Source records:
_ _ _ _ _

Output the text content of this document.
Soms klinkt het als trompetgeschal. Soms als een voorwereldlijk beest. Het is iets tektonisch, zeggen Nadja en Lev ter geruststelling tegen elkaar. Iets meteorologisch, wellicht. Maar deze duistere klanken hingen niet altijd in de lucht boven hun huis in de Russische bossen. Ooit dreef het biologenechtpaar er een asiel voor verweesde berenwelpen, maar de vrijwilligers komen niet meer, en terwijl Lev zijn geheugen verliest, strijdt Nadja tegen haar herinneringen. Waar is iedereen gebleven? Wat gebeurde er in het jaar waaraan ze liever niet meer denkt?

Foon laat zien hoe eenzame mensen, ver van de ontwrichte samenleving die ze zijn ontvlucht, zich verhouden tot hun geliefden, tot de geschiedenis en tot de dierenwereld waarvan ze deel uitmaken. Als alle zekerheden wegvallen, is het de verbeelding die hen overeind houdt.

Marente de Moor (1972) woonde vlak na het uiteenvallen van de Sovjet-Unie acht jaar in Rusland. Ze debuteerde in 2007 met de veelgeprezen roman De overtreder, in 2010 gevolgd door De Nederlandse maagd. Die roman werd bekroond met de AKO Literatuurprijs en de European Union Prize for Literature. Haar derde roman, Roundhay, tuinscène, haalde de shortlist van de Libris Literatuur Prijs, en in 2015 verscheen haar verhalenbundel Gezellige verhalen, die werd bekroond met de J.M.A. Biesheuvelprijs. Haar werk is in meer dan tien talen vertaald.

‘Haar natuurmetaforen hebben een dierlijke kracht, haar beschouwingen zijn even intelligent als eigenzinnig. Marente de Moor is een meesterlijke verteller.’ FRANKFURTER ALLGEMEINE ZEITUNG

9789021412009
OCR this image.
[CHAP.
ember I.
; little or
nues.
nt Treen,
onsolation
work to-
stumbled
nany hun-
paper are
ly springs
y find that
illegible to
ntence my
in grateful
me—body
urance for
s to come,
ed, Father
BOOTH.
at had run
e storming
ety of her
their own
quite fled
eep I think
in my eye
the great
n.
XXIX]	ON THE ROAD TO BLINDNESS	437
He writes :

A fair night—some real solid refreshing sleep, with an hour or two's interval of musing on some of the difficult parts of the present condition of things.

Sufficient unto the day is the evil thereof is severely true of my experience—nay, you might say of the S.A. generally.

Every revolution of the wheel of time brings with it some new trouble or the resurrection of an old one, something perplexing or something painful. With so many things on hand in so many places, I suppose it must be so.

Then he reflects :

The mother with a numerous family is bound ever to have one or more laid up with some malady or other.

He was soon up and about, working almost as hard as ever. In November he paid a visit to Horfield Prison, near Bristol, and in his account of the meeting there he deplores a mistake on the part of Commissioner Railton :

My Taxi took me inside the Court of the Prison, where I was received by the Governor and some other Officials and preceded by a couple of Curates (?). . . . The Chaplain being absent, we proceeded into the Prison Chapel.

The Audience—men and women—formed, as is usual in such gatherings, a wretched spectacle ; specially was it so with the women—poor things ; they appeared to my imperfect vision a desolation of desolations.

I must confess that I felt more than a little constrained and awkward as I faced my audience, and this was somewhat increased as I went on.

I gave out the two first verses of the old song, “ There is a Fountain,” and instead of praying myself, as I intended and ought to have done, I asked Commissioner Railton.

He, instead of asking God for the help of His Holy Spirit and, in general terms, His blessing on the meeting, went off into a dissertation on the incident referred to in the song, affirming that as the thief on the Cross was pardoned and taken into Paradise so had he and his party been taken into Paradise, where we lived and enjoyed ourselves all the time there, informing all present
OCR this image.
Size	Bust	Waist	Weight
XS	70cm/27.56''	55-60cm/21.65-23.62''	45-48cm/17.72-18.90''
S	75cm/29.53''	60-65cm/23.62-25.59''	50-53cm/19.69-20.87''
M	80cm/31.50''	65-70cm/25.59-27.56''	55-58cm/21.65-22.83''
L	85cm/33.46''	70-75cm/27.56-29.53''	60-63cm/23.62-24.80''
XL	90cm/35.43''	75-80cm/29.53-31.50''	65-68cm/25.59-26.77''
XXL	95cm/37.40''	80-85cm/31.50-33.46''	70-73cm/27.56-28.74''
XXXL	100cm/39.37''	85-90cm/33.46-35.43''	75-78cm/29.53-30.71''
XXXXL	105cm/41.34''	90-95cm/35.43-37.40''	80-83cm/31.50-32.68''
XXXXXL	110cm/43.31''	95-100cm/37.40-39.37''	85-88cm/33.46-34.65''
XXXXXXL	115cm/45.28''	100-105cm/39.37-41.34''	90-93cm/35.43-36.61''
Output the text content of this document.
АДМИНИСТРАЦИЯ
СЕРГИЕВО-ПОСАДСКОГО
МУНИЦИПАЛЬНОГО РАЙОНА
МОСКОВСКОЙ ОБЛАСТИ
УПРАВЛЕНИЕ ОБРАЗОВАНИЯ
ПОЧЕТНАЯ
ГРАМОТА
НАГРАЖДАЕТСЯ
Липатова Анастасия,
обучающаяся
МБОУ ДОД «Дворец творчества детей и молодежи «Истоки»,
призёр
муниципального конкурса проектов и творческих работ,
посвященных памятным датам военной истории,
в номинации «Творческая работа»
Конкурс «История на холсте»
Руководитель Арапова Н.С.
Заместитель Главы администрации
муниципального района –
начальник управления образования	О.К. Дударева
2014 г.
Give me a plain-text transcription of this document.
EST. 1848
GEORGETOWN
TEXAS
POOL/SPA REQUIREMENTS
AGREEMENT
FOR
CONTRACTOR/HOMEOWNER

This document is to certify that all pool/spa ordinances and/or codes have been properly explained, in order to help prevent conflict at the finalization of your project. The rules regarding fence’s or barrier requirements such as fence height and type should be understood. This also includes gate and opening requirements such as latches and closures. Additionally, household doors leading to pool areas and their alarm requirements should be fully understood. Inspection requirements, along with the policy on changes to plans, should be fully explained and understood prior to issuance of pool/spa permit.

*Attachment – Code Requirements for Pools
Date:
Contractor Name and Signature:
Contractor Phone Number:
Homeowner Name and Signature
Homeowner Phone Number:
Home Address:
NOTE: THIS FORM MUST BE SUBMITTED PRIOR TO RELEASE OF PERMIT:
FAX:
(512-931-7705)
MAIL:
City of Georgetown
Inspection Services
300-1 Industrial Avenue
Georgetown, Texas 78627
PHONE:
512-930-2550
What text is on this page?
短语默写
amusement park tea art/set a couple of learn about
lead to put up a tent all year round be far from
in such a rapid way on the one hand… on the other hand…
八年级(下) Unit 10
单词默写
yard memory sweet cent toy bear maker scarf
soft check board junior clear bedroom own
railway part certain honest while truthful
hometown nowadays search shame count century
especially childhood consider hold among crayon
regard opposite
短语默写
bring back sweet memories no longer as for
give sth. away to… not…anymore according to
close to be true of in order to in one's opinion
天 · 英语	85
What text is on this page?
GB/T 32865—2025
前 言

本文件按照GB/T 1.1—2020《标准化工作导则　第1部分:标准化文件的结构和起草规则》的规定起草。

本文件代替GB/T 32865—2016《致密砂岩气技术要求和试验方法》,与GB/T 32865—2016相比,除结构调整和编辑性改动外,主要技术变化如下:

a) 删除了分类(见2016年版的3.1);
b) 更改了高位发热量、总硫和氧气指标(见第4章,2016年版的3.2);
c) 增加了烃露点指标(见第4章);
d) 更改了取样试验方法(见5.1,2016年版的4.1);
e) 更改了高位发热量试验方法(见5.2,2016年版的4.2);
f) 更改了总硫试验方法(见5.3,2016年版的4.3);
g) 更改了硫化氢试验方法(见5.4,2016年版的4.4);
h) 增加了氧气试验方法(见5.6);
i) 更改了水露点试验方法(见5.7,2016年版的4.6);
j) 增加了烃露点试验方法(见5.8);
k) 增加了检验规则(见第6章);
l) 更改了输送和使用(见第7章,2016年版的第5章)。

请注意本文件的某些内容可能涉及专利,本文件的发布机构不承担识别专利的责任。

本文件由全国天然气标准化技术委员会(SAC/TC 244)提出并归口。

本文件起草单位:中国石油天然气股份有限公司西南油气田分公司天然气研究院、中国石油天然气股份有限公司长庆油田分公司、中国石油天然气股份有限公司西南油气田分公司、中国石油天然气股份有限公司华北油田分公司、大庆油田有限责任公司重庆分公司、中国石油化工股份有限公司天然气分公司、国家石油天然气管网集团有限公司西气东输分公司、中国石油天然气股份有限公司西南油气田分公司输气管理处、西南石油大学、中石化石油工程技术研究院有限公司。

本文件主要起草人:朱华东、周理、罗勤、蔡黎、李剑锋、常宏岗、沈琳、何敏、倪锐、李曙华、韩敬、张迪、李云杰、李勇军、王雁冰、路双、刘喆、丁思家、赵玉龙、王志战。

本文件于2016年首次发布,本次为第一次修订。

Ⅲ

_ _ _ _ _

*THE TASK*. Look through the listing above. Pick out each line with "Name" and copy it.

*WRITTEN RESPONSE*.
Contractor Name and Signature:
Homeowner Name and Signature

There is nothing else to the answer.